Zitierter Text.
————————

Druckschrift D1 zeige in der Figur 6 eine Rohranschlusseinrichtung nach dem Stand der Technik. In Absatz [0007] werde ausgeführt: Um zu verhindern, dass sich das Rohr ("flare tube 103") mit der Schraubfitting ("flare nut 102") dreht, kann man ein Öl mit niedriger Reibung (z. B. ein rostverhinderndes Öl auf vegetarischer Basis) auf dem Außengewinde 102b und der vorderen Fläche 102c der Schraubfitting 102 vorsehen.

Ausgehend von der Rohranschlusseinrichtung nach Figur 1 der Druckschrift D2 oder nach Figur 6 der Druckschrift D1 war es für den Fachmann naheliegend mit Hilfe seines allgemeinen Fachwissens das Außengewinde der Schraubfitting mit einem höheren Reibwert als den Reibwert der gewindefreien Fläche zu versehen.

————————

Ziel der Aufgabe.
Führe den Text über die Rohranschlusseinrichtung bitte im Anschluss an seinen letzten Satz weiter. Die Datensätze sind eigenständiges Material und gehören nicht zum Text über die Rohranschlusseinrichtung.

Datensatzauszüge.
————————

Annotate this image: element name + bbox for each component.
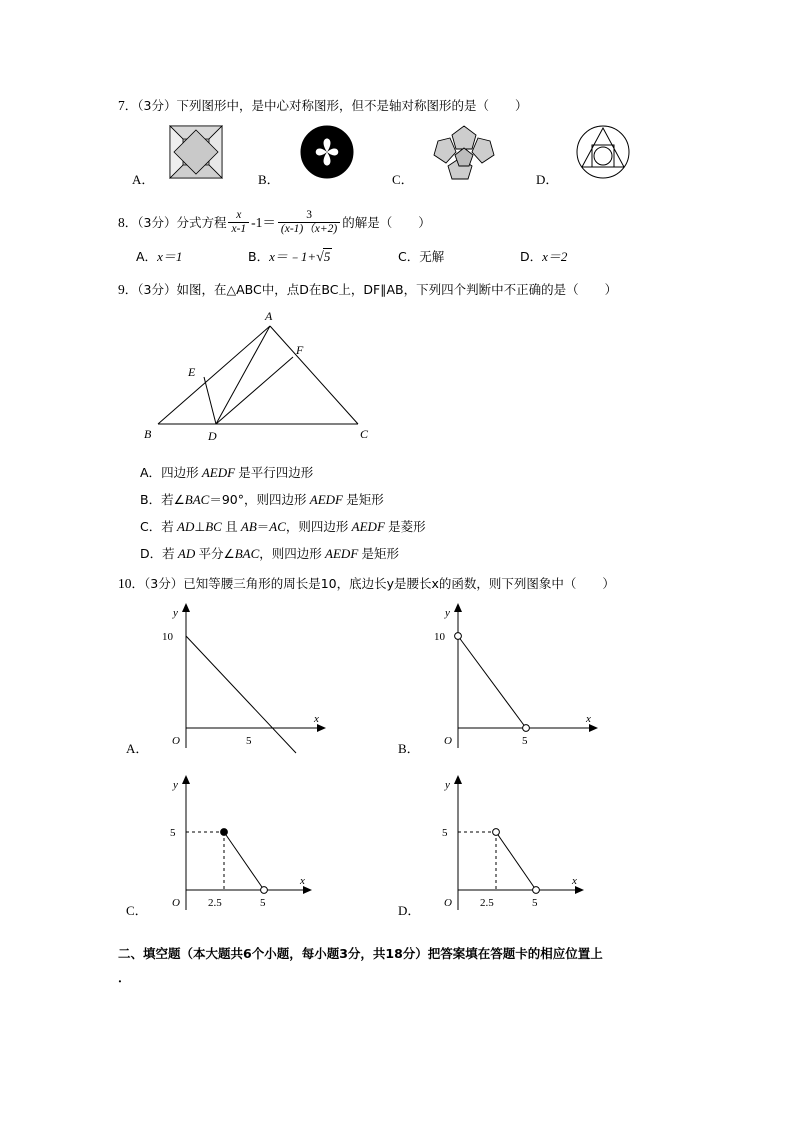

————————

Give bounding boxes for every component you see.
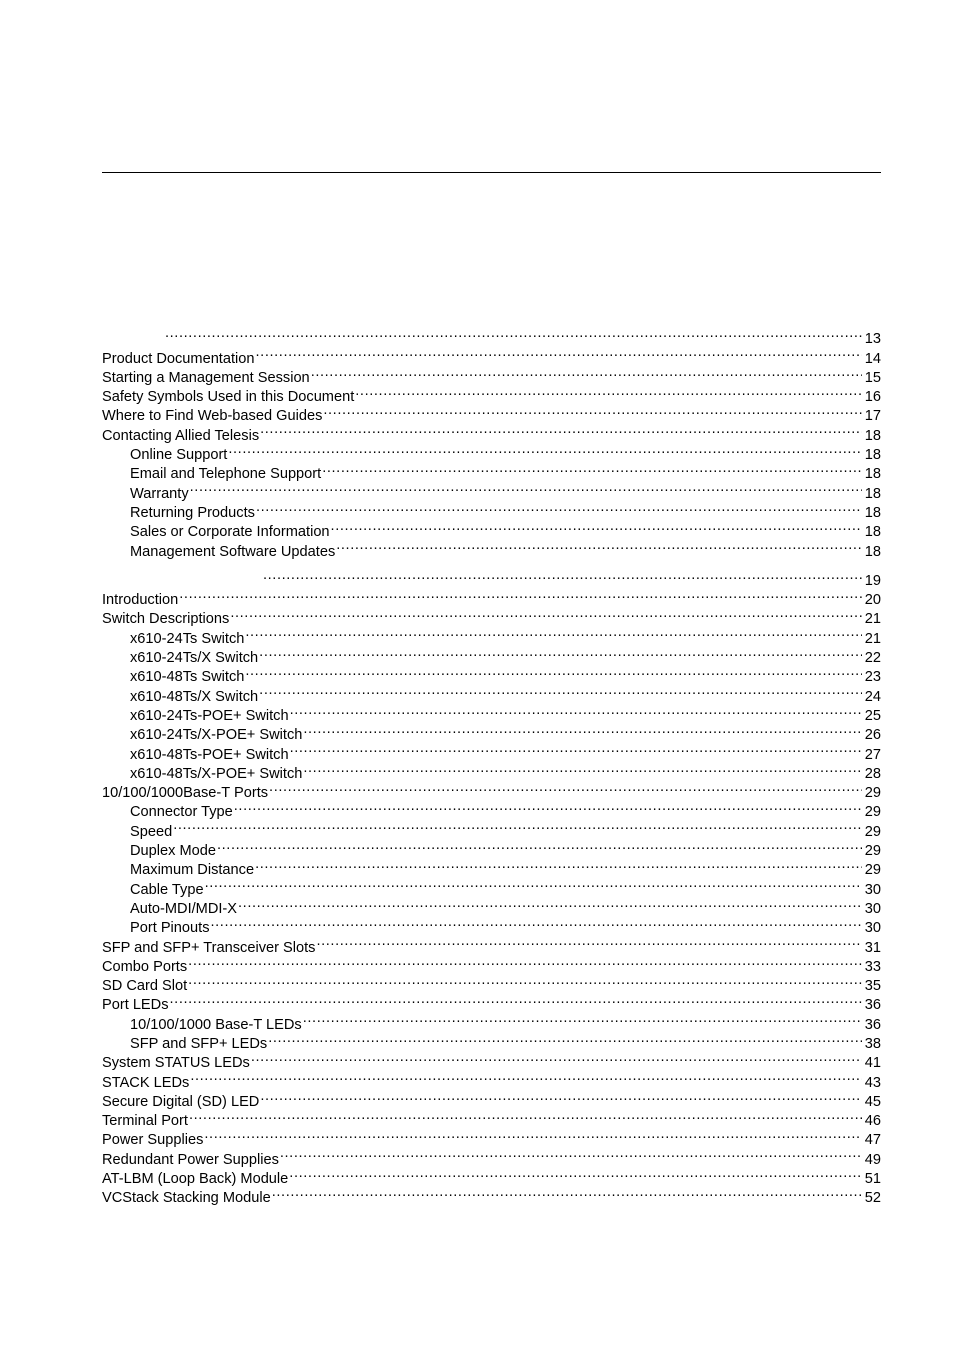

————————

Schriftliche Antwort.
Verspätetes Vorbringen

Der Sachvortrag während der mündlichen Verhandlung sei eine Reaktion auf den Ladungszusatz der Kammer. Der Vortrag und die zugehörigen Druckschriften D8a, die bereits in Druckschrift D8 erwähnt wurde sowie D8b seien ins Beschwerdeverfahren zuzulassen.

Zurückverweisung an die ersten Instanz

Abhängige Ansprüche 5 und 11 beträfen eine Weiterbildung der Rohranschlusseinrichtung, wonach "das Schraubelement eine Schraubenmutter ist, die ein als Innengewinde ausgebildetes Gewinde (3) aufweist". Dies stünde im Widerspruch zu Anspruch 1. Auch gebe es Widersprüche in der Beschreibung. Aus diesem Grund werde hilfsweise beantragt, die Angelegenheit an die Einspruchsabteilung zurückzuverweisen.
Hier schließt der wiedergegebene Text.